Exercise materials start

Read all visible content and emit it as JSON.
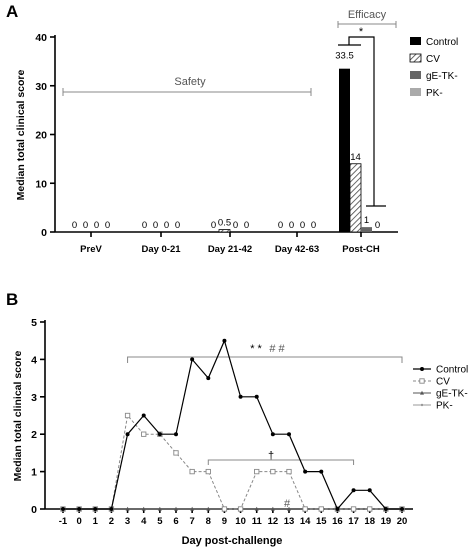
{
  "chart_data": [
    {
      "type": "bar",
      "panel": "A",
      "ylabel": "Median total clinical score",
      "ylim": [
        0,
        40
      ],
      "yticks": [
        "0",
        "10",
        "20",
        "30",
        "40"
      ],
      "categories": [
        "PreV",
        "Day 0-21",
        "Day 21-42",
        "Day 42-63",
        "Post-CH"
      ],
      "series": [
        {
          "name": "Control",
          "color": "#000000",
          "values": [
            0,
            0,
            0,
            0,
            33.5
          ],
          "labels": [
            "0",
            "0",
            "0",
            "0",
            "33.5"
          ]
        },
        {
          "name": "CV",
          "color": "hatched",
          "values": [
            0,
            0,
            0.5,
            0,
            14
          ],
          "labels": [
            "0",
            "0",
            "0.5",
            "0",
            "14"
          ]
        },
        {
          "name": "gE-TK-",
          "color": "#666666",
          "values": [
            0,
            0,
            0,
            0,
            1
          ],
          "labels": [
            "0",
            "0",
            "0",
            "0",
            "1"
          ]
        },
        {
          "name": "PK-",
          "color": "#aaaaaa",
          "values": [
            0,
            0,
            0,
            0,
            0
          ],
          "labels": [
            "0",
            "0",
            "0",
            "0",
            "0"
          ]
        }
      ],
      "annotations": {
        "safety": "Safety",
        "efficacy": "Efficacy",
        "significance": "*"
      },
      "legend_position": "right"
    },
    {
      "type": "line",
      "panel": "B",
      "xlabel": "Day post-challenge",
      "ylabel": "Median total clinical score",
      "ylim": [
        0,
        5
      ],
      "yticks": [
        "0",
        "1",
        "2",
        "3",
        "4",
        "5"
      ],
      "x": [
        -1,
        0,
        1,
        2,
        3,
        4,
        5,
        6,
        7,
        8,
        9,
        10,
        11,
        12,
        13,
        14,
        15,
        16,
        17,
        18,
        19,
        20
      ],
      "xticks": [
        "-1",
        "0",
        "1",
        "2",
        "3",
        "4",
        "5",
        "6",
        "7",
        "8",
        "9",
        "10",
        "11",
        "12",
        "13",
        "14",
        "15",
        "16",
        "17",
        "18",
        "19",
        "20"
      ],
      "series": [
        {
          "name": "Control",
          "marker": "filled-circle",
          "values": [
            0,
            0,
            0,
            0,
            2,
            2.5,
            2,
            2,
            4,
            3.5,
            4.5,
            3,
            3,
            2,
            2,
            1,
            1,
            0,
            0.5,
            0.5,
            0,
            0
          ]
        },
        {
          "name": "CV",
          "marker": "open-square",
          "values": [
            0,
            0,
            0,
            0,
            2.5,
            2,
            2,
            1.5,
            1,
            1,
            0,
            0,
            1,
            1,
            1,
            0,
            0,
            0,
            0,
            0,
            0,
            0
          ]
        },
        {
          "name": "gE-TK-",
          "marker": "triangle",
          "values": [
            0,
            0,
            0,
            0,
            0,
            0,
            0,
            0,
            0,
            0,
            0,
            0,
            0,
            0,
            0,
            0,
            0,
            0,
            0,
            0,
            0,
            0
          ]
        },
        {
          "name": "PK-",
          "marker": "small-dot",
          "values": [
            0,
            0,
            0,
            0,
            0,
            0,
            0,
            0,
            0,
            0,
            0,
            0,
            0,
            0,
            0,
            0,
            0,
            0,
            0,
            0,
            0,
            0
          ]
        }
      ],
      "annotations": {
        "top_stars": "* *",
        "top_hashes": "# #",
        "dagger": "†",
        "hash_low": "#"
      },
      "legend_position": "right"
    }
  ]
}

Exercise materials end

*To be done:*
Copy out each line word for word, please, skipping the images.

*Task response:*
Read all visible content and emit it as JSON.
{
  "chart_data": [
    {
      "type": "bar",
      "panel": "A",
      "ylabel": "Median total clinical score",
      "ylim": [
        0,
        40
      ],
      "yticks": [
        "0",
        "10",
        "20",
        "30",
        "40"
      ],
      "categories": [
        "PreV",
        "Day 0-21",
        "Day 21-42",
        "Day 42-63",
        "Post-CH"
      ],
      "series": [
        {
          "name": "Control",
          "color": "#000000",
          "values": [
            0,
            0,
            0,
            0,
            33.5
          ],
          "labels": [
            "0",
            "0",
            "0",
            "0",
            "33.5"
          ]
        },
        {
          "name": "CV",
          "color": "hatched",
          "values": [
            0,
            0,
            0.5,
            0,
            14
          ],
          "labels": [
            "0",
            "0",
            "0.5",
            "0",
            "14"
          ]
        },
        {
          "name": "gE-TK-",
          "color": "#666666",
          "values": [
            0,
            0,
            0,
            0,
            1
          ],
          "labels": [
            "0",
            "0",
            "0",
            "0",
            "1"
          ]
        },
        {
          "name": "PK-",
          "color": "#aaaaaa",
          "values": [
            0,
            0,
            0,
            0,
            0
          ],
          "labels": [
            "0",
            "0",
            "0",
            "0",
            "0"
          ]
        }
      ],
      "annotations": {
        "safety": "Safety",
        "efficacy": "Efficacy",
        "significance": "*"
      },
      "legend_position": "right"
    },
    {
      "type": "line",
      "panel": "B",
      "xlabel": "Day post-challenge",
      "ylabel": "Median total clinical score",
      "ylim": [
        0,
        5
      ],
      "yticks": [
        "0",
        "1",
        "2",
        "3",
        "4",
        "5"
      ],
      "x": [
        -1,
        0,
        1,
        2,
        3,
        4,
        5,
        6,
        7,
        8,
        9,
        10,
        11,
        12,
        13,
        14,
        15,
        16,
        17,
        18,
        19,
        20
      ],
      "xticks": [
        "-1",
        "0",
        "1",
        "2",
        "3",
        "4",
        "5",
        "6",
        "7",
        "8",
        "9",
        "10",
        "11",
        "12",
        "13",
        "14",
        "15",
        "16",
        "17",
        "18",
        "19",
        "20"
      ],
      "series": [
        {
          "name": "Control",
          "marker": "filled-circle",
          "values": [
            0,
            0,
            0,
            0,
            2,
            2.5,
            2,
            2,
            4,
            3.5,
            4.5,
            3,
            3,
            2,
            2,
            1,
            1,
            0,
            0.5,
            0.5,
            0,
            0
          ]
        },
        {
          "name": "CV",
          "marker": "open-square",
          "values": [
            0,
            0,
            0,
            0,
            2.5,
            2,
            2,
            1.5,
            1,
            1,
            0,
            0,
            1,
            1,
            1,
            0,
            0,
            0,
            0,
            0,
            0,
            0
          ]
        },
        {
          "name": "gE-TK-",
          "marker": "triangle",
          "values": [
            0,
            0,
            0,
            0,
            0,
            0,
            0,
            0,
            0,
            0,
            0,
            0,
            0,
            0,
            0,
            0,
            0,
            0,
            0,
            0,
            0,
            0
          ]
        },
        {
          "name": "PK-",
          "marker": "small-dot",
          "values": [
            0,
            0,
            0,
            0,
            0,
            0,
            0,
            0,
            0,
            0,
            0,
            0,
            0,
            0,
            0,
            0,
            0,
            0,
            0,
            0,
            0,
            0
          ]
        }
      ],
      "annotations": {
        "top_stars": "* *",
        "top_hashes": "# #",
        "dagger": "†",
        "hash_low": "#"
      },
      "legend_position": "right"
    }
  ]
}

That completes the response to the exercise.